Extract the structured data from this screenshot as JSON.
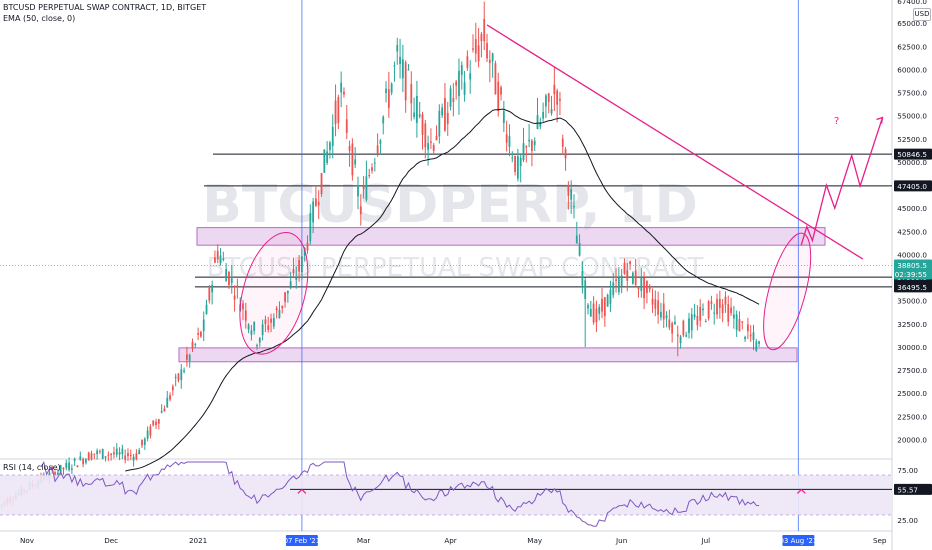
{
  "chart": {
    "title": "BTCUSD PERPETUAL SWAP CONTRACT, 1D, BITGET",
    "indicator_ema": "EMA (50, close, 0)",
    "indicator_rsi": "RSI (14, close)",
    "watermark_symbol": "BTCUSDPERP, 1D",
    "watermark_name": "BTCUSD PERPETUAL SWAP CONTRACT",
    "currency_button": "USD",
    "question_mark": "?",
    "colors": {
      "up": "#26a69a",
      "down": "#ef5350",
      "trendline": "#e91e8c",
      "zone_fill": "#e1bee7",
      "zone_border": "#ba68c8",
      "vertical_line": "#2962ff",
      "rsi_line": "#7e57c2",
      "ema_line": "#131722"
    }
  },
  "price_axis": {
    "ticks": [
      "67400.0",
      "65000.0",
      "62500.0",
      "60000.0",
      "57500.0",
      "55000.0",
      "52500.0",
      "50000.0",
      "47500.0",
      "45000.0",
      "42500.0",
      "40000.0",
      "37500.0",
      "35000.0",
      "32500.0",
      "30000.0",
      "27500.0",
      "25000.0",
      "22500.0",
      "20000.0"
    ],
    "current_price": "38805.5",
    "countdown": "02:39:55",
    "level_labels": [
      "50846.5",
      "47405.0",
      "37555.0",
      "36495.5"
    ]
  },
  "rsi_axis": {
    "ticks": [
      "75.00",
      "25.00"
    ],
    "current_value": "55.57"
  },
  "time_axis": {
    "labels": [
      "Nov",
      "Dec",
      "2021",
      "Mar",
      "Apr",
      "May",
      "Jun",
      "Jul",
      "Sep"
    ],
    "highlighted": [
      "07 Feb '21",
      "03 Aug '21"
    ]
  },
  "chart_data": {
    "type": "candlestick",
    "symbol": "BTCUSD PERPETUAL SWAP CONTRACT",
    "timeframe": "1D",
    "exchange": "BITGET",
    "current_price": 38805.5,
    "horizontal_levels": [
      50846.5,
      47405.0,
      37555.0,
      36495.5
    ],
    "zones": [
      {
        "low": 41000,
        "high": 42900
      },
      {
        "low": 28400,
        "high": 29900
      }
    ],
    "rsi_current": 55.57,
    "rsi_level": 55.57,
    "rsi_band": [
      30,
      70
    ],
    "trend_line": {
      "from": {
        "date": "2021-04-14",
        "price": 64800
      },
      "to": {
        "date": "2021-08-26",
        "price": 39500
      }
    },
    "projection_path": [
      {
        "date": "2021-08-04",
        "price": 41000
      },
      {
        "date": "2021-08-06",
        "price": 43000
      },
      {
        "date": "2021-08-08",
        "price": 41500
      },
      {
        "date": "2021-08-13",
        "price": 47500
      },
      {
        "date": "2021-08-16",
        "price": 45000
      },
      {
        "date": "2021-08-22",
        "price": 50700
      },
      {
        "date": "2021-08-25",
        "price": 47400
      },
      {
        "date": "2021-09-02",
        "price": 54800
      }
    ],
    "ellipses": [
      {
        "center_date": "2021-01-28",
        "center_price": 35800,
        "span_days": 22,
        "span_price": 13500
      },
      {
        "center_date": "2021-07-30",
        "center_price": 36000,
        "span_days": 13,
        "span_price": 13000
      }
    ],
    "price_range": [
      18000,
      67500
    ],
    "rsi_range": [
      15,
      85
    ]
  }
}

▬▬▬

**EXERCISE AIM:** Say how many lines in this listing hold the string "PERPETUAL", giving the count and nothing more.

**FINISHED ANSWER:** 3